(Collection entries)
-------

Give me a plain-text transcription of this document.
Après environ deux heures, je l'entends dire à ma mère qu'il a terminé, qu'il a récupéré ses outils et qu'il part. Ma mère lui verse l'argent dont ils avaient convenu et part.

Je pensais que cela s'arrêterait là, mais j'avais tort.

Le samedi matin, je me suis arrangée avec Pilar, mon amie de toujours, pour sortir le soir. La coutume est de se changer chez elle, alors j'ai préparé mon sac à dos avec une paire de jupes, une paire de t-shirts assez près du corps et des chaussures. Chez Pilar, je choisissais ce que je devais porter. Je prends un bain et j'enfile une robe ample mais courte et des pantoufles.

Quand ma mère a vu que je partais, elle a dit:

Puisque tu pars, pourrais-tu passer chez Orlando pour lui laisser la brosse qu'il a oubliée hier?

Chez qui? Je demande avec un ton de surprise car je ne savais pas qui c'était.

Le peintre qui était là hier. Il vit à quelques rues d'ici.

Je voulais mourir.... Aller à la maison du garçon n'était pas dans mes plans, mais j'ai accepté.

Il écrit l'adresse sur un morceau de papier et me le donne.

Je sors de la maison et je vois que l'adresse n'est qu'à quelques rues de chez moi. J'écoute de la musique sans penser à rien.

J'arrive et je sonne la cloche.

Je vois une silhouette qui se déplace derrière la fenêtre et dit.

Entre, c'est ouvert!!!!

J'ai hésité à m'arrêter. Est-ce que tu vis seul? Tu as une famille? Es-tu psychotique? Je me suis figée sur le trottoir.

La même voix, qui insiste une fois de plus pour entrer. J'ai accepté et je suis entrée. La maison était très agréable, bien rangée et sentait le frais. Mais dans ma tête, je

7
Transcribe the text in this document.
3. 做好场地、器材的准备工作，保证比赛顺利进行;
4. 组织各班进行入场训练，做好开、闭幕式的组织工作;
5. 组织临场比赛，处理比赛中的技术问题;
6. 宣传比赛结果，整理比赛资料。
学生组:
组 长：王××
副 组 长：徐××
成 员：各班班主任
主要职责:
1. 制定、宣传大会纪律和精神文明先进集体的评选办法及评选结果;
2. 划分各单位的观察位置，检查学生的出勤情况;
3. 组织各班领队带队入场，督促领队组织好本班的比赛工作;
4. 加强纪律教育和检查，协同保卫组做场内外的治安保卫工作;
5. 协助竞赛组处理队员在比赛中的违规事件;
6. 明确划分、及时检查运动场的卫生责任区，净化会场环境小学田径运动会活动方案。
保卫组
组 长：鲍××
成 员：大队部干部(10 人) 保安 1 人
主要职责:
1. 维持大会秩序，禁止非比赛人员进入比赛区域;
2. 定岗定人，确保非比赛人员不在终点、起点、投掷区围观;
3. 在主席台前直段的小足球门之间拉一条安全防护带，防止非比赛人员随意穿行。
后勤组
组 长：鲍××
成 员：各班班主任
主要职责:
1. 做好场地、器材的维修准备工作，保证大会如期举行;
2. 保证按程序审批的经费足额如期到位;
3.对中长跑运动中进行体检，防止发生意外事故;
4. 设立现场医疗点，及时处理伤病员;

-------

Count how many lines of the data include the word "做好场地". Your reply should be that number alone.

2